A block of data
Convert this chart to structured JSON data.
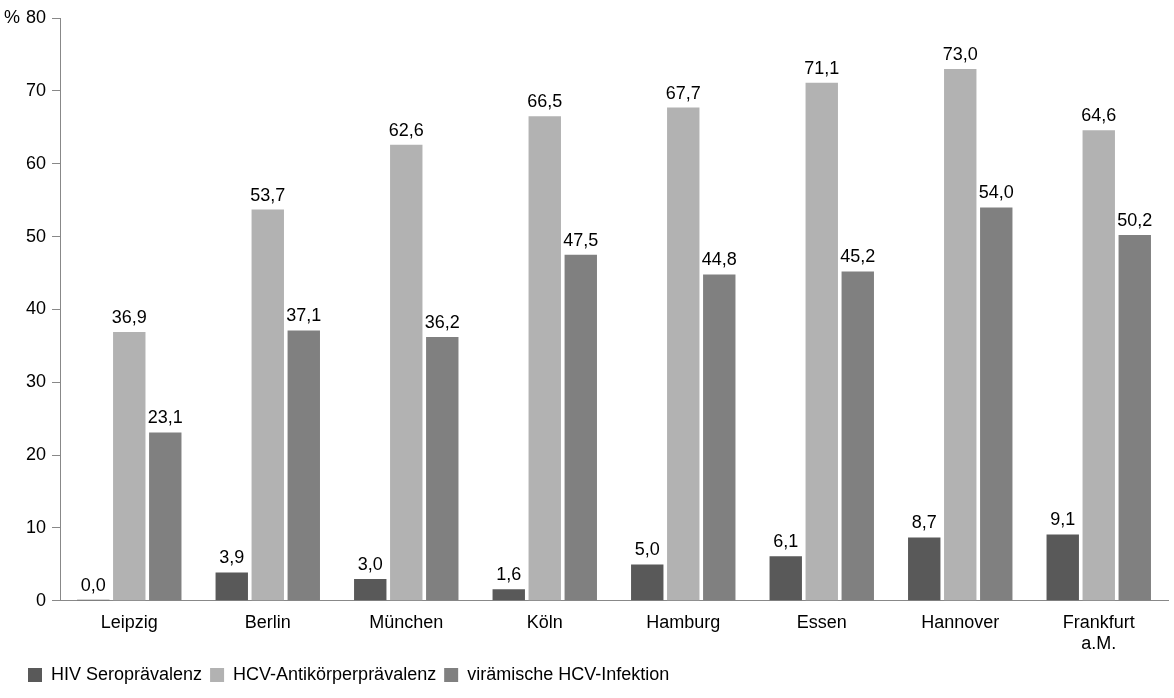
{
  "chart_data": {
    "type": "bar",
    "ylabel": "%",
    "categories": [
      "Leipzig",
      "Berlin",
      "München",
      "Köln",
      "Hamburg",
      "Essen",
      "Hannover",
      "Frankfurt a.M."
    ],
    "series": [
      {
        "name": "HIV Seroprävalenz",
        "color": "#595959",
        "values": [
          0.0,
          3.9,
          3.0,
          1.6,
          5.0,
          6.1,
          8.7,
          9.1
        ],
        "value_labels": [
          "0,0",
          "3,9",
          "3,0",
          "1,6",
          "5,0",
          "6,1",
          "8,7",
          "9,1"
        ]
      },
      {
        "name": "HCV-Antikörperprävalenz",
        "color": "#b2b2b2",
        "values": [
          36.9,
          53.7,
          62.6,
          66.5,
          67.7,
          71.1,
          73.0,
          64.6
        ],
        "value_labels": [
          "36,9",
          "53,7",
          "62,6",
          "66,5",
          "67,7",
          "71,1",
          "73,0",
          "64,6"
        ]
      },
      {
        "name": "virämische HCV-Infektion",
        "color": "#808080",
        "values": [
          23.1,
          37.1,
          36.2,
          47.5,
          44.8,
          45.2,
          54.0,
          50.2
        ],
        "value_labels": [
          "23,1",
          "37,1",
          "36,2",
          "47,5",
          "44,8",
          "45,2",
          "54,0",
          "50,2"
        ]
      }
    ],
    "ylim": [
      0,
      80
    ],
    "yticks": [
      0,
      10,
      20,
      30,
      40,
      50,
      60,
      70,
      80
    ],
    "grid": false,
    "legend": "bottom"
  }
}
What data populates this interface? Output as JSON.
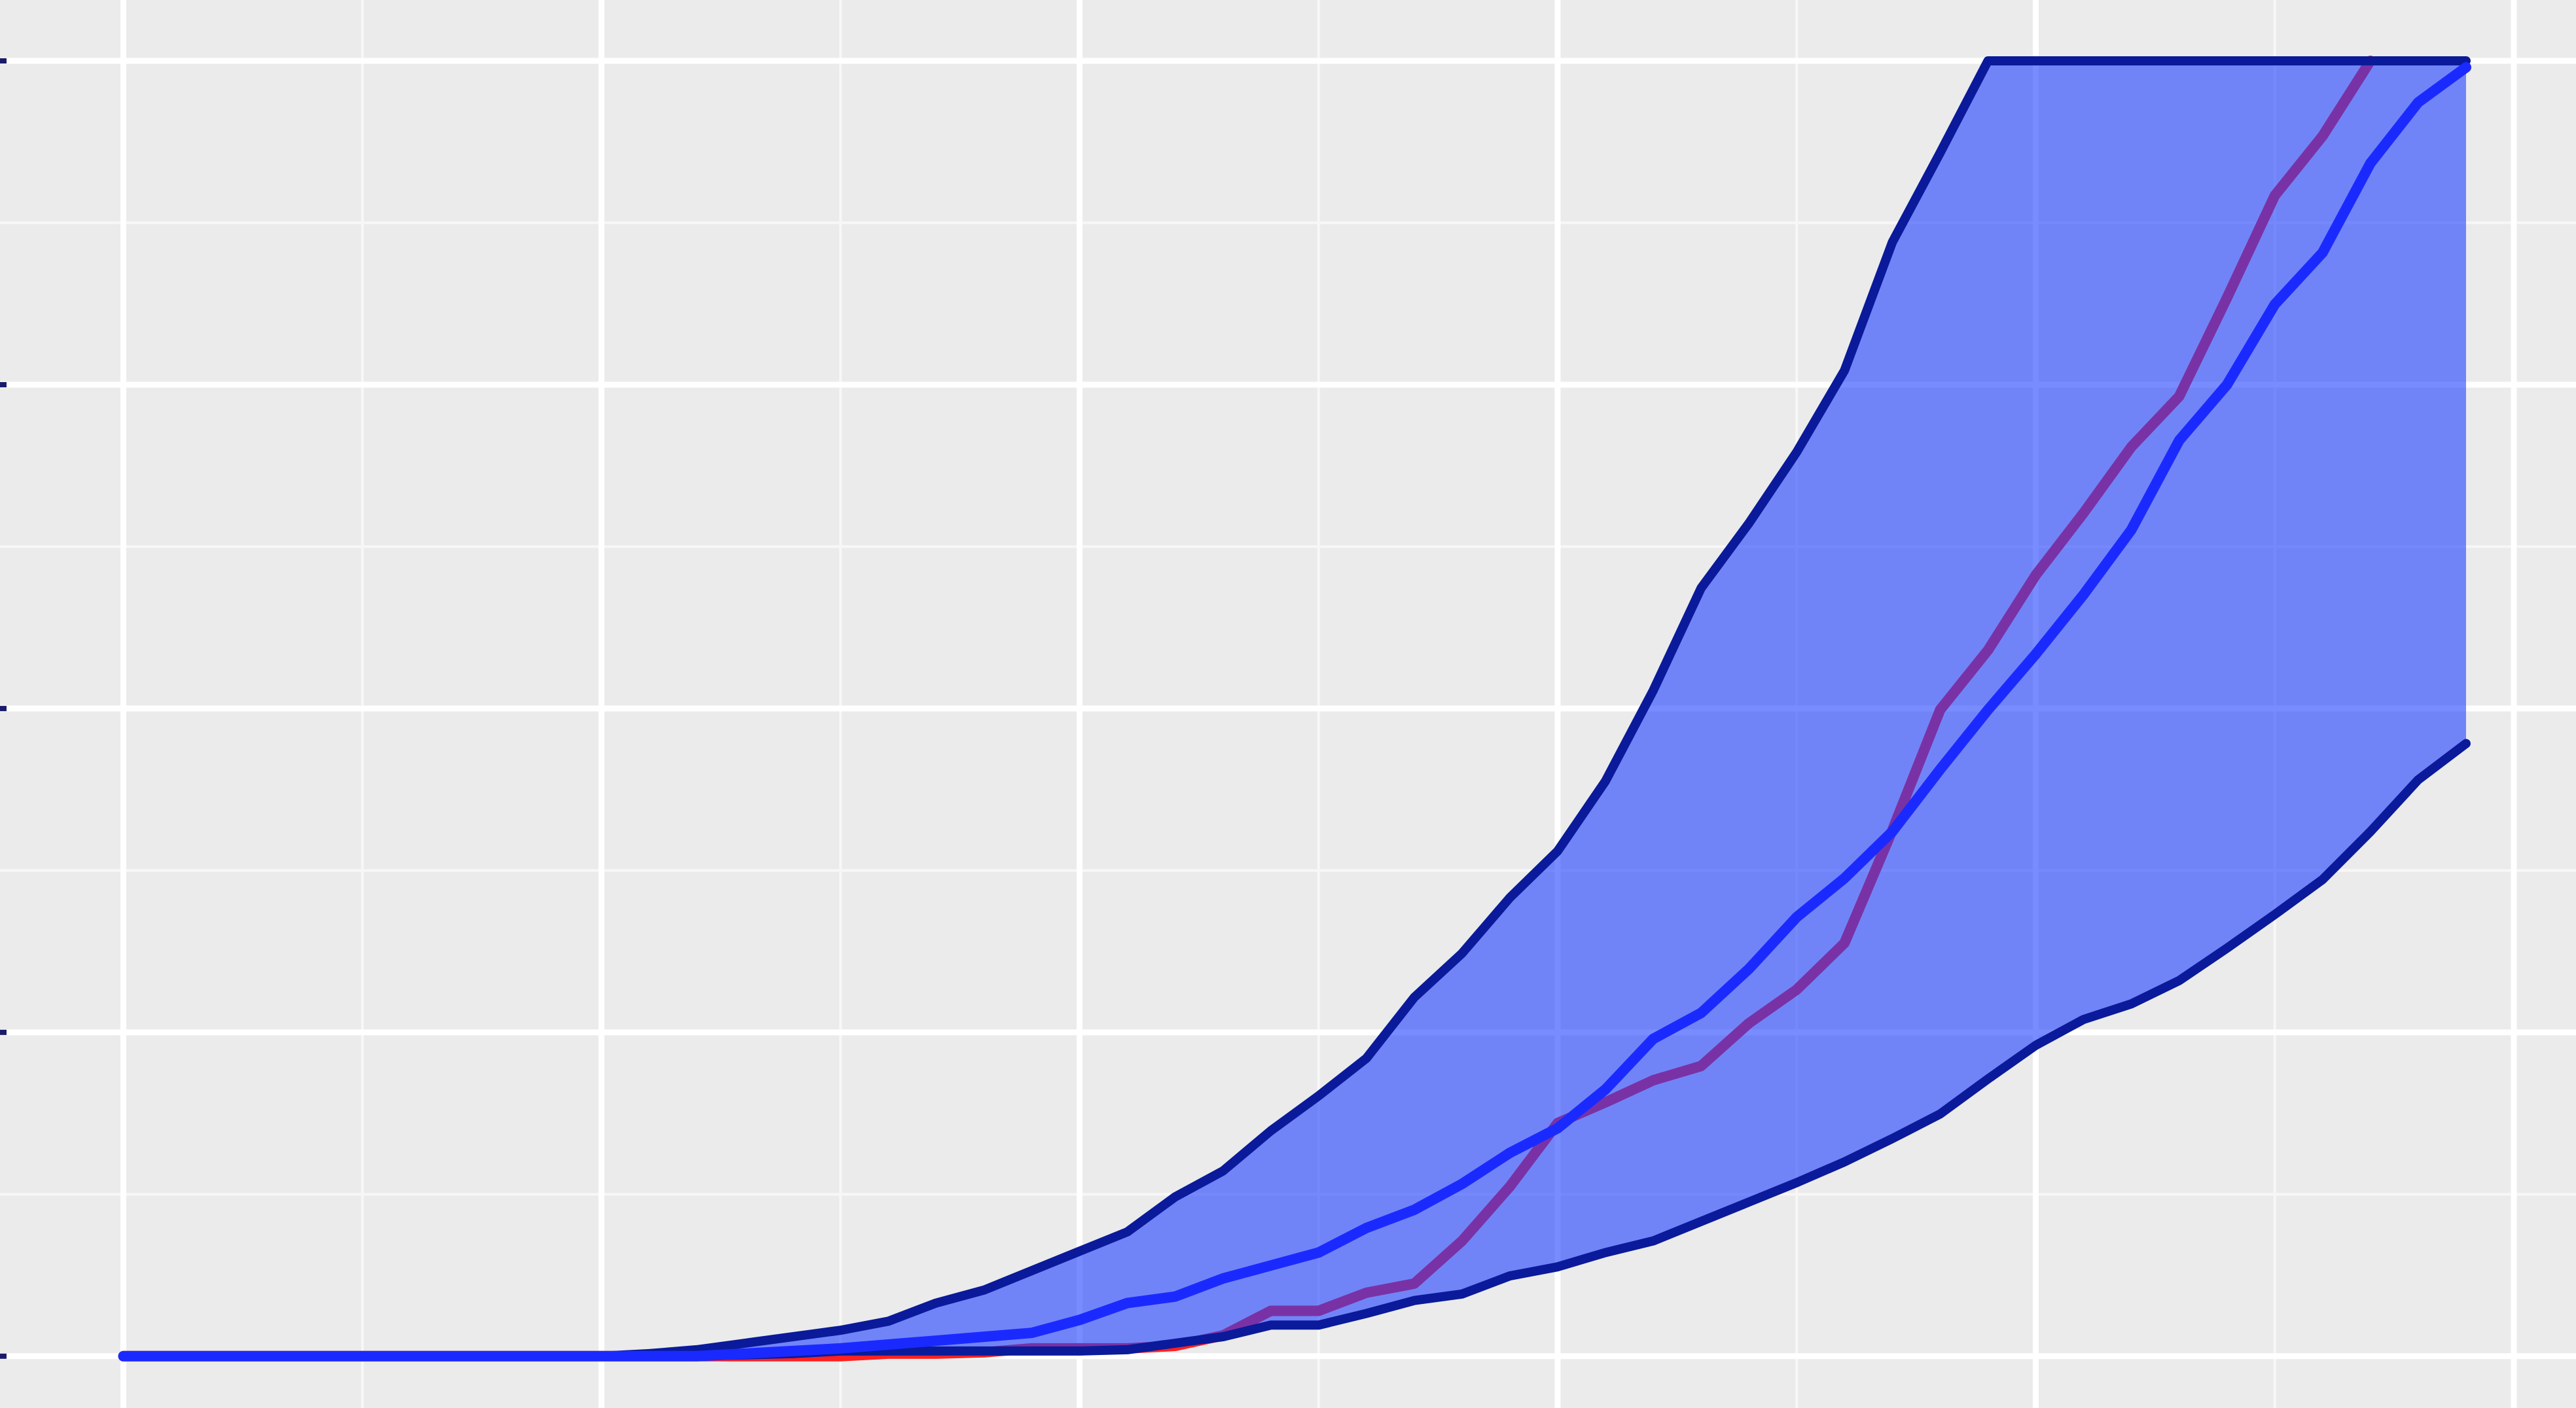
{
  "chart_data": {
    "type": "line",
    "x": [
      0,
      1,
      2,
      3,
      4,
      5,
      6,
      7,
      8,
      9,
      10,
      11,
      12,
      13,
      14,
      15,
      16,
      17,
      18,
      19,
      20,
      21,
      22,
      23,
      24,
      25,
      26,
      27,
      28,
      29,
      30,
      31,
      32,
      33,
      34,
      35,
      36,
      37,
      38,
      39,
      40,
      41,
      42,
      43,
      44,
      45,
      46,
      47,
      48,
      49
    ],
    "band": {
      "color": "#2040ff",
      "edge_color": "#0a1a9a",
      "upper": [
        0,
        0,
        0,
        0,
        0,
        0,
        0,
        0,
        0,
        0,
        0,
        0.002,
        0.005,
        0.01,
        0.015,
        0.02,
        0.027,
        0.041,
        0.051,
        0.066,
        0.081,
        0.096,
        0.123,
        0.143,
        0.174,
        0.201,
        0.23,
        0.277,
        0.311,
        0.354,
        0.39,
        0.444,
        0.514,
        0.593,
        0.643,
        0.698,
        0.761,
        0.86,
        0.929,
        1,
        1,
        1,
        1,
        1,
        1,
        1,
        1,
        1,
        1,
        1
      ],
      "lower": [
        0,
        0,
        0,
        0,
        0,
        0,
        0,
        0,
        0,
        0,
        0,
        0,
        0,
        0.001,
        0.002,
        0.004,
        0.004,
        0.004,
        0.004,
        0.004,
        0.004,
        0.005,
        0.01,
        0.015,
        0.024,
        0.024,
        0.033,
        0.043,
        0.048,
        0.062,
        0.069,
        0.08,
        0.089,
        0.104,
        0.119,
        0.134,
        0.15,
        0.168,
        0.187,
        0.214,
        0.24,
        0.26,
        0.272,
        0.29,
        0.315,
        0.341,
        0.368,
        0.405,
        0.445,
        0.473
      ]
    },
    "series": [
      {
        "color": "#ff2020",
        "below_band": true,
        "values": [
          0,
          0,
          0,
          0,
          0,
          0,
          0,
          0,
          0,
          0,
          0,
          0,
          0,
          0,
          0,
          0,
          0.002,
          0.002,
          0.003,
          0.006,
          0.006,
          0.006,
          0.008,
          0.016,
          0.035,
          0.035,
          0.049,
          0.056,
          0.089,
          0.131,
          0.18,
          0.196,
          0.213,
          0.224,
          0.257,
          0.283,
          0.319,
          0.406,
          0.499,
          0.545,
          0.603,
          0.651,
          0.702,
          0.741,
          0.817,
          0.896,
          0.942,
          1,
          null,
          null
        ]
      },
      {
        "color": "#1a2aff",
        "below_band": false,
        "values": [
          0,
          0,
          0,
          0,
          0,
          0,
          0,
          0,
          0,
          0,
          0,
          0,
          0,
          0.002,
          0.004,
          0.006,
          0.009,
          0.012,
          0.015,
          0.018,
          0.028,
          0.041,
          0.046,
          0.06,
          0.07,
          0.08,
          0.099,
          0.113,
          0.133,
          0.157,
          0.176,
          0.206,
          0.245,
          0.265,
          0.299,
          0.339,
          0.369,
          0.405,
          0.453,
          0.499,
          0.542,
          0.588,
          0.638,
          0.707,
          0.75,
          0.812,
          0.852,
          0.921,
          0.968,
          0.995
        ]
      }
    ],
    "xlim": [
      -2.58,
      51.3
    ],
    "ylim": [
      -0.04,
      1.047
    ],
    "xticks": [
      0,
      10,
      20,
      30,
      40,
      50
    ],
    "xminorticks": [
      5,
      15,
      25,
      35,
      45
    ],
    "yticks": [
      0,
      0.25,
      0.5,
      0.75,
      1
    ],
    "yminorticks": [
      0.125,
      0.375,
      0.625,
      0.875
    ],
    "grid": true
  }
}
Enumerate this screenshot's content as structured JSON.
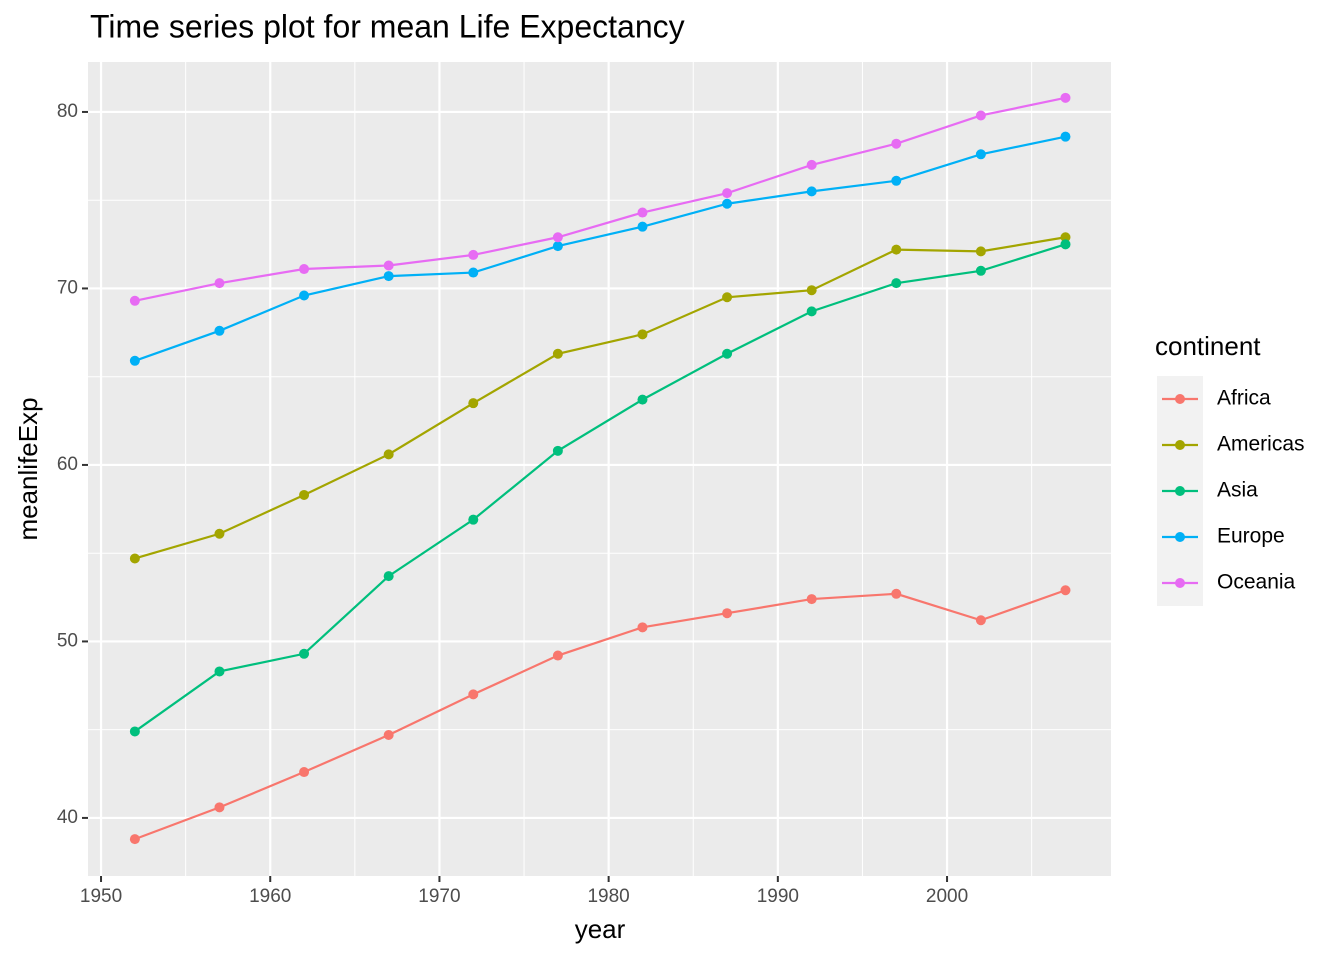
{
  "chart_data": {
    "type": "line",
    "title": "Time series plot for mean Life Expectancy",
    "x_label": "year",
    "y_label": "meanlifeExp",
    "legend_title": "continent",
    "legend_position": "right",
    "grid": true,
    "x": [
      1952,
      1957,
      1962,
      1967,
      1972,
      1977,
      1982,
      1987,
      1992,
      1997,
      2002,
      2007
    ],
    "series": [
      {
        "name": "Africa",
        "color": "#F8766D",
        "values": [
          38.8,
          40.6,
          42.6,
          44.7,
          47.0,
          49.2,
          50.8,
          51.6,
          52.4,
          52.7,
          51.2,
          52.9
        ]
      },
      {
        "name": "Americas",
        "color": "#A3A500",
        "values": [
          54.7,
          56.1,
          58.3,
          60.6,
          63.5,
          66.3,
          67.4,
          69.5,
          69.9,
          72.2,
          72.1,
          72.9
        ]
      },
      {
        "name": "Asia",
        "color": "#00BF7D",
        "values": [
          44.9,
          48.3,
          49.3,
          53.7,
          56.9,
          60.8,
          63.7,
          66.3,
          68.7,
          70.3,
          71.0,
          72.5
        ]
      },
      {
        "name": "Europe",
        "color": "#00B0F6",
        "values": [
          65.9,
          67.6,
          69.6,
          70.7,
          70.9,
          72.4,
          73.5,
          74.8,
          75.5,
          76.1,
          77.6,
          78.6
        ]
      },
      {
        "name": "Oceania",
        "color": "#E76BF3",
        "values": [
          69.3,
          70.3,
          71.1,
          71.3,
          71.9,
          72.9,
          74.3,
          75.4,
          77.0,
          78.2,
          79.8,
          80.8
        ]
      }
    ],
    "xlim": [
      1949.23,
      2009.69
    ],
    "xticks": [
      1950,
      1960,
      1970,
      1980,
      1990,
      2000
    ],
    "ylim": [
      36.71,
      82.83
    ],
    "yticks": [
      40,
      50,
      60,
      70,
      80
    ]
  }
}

* **SHORT TASK**:
Count all lines of the data that include "structured". The answer is the number alone.

* **RESPONSE**:
2